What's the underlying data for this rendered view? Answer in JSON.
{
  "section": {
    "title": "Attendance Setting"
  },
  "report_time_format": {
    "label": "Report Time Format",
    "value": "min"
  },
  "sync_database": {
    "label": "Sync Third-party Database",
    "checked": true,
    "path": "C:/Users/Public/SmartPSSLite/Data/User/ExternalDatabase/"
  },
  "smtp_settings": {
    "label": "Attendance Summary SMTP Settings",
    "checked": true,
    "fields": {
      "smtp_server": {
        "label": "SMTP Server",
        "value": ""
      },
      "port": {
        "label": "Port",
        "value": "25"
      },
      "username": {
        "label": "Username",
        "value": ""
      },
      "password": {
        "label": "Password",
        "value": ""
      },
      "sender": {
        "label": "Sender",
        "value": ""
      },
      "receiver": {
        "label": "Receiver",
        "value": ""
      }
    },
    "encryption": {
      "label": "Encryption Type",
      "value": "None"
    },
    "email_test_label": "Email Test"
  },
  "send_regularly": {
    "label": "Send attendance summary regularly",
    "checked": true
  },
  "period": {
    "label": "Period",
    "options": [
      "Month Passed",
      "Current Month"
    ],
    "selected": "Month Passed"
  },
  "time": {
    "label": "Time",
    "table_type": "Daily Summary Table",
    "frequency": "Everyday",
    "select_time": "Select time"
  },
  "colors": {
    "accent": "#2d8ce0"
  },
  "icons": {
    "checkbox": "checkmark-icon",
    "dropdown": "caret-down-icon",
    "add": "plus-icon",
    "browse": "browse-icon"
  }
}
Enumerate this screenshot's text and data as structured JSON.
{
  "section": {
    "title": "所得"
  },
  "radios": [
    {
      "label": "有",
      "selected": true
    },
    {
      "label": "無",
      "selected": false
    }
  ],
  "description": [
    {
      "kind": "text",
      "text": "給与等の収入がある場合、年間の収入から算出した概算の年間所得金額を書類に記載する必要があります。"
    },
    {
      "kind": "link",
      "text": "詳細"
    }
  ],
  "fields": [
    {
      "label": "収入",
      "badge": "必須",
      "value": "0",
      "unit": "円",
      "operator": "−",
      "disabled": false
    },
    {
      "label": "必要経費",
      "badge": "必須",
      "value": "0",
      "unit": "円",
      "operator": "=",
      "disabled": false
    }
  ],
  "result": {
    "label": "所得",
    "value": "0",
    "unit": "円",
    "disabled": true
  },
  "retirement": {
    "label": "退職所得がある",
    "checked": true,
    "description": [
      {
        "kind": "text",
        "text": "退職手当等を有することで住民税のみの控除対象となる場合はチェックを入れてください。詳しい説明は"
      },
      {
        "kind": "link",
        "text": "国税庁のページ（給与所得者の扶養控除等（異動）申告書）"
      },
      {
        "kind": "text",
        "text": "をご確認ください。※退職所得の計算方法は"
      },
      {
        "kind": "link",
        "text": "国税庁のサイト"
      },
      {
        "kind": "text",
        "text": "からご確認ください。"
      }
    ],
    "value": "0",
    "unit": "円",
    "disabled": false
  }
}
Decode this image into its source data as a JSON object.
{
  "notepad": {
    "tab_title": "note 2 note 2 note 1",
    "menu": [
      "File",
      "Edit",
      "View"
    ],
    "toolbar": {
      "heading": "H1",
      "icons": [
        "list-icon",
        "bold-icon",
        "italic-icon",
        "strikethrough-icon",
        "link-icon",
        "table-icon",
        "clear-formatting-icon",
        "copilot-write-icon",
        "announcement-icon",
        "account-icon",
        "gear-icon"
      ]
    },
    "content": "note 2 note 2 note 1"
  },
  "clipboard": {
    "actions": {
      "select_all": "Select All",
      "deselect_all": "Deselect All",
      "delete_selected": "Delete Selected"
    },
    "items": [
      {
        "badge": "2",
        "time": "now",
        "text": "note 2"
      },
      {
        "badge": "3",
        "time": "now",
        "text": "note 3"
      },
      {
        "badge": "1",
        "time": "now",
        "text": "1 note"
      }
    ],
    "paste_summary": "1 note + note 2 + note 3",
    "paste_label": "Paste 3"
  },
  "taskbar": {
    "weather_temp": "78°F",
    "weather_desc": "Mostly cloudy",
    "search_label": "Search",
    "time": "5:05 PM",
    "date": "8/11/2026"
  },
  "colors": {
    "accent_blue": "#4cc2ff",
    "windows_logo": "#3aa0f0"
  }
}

#### [WHAT YOU ARE ASKED TO DO]
What is the number of lines in the data that hold the word "JSON"? Reply with that number and nothing else.

#### [THE ANSWER]
3